Dataset items
__________________________________________________

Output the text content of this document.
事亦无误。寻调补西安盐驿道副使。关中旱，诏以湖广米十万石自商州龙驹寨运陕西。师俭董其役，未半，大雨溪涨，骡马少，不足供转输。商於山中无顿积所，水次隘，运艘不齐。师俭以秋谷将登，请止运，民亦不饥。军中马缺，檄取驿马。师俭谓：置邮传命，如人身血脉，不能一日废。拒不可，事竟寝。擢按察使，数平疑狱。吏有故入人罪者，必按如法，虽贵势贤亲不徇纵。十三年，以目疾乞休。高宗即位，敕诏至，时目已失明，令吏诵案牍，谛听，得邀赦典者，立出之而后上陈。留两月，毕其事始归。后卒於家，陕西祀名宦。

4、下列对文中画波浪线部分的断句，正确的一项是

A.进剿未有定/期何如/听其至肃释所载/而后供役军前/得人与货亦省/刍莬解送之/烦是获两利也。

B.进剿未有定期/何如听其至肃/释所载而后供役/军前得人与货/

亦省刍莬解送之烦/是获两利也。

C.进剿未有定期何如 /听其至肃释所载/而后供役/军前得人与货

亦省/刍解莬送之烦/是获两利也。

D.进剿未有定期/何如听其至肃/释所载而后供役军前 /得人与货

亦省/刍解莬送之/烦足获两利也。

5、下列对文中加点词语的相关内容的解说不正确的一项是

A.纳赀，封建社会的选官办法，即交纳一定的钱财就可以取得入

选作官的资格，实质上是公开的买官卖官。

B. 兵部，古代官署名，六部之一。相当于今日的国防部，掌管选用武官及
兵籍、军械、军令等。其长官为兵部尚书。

__________________________________________________

What is needed =>
Retype all the material above precisely, with no line left out.

Reply to the exercise =>
Output the text content of this document.
事亦无误。寻调补西安盐驿道副使。关中旱，诏以湖广米十万石自商州龙驹寨运陕西。师俭董其役，未半，大雨溪涨，骡马少，不足供转输。商於山中无顿积所，水次隘，运艘不齐。师俭以秋谷将登，请止运，民亦不饥。军中马缺，檄取驿马。师俭谓：置邮传命，如人身血脉，不能一日废。拒不可，事竟寝。擢按察使，数平疑狱。吏有故入人罪者，必按如法，虽贵势贤亲不徇纵。十三年，以目疾乞休。高宗即位，敕诏至，时目已失明，令吏诵案牍，谛听，得邀赦典者，立出之而后上陈。留两月，毕其事始归。后卒於家，陕西祀名宦。

4、下列对文中画波浪线部分的断句，正确的一项是

A.进剿未有定/期何如/听其至肃释所载/而后供役军前/得人与货亦省/刍莬解送之/烦是获两利也。

B.进剿未有定期/何如听其至肃/释所载而后供役/军前得人与货/

亦省刍莬解送之烦/是获两利也。

C.进剿未有定期何如 /听其至肃释所载/而后供役/军前得人与货

亦省/刍解莬送之烦/是获两利也。

D.进剿未有定期/何如听其至肃/释所载而后供役军前 /得人与货

亦省/刍解莬送之/烦足获两利也。

5、下列对文中加点词语的相关内容的解说不正确的一项是

A.纳赀，封建社会的选官办法，即交纳一定的钱财就可以取得入

选作官的资格，实质上是公开的买官卖官。

B. 兵部，古代官署名，六部之一。相当于今日的国防部，掌管选用武官及
兵籍、军械、军令等。其长官为兵部尚书。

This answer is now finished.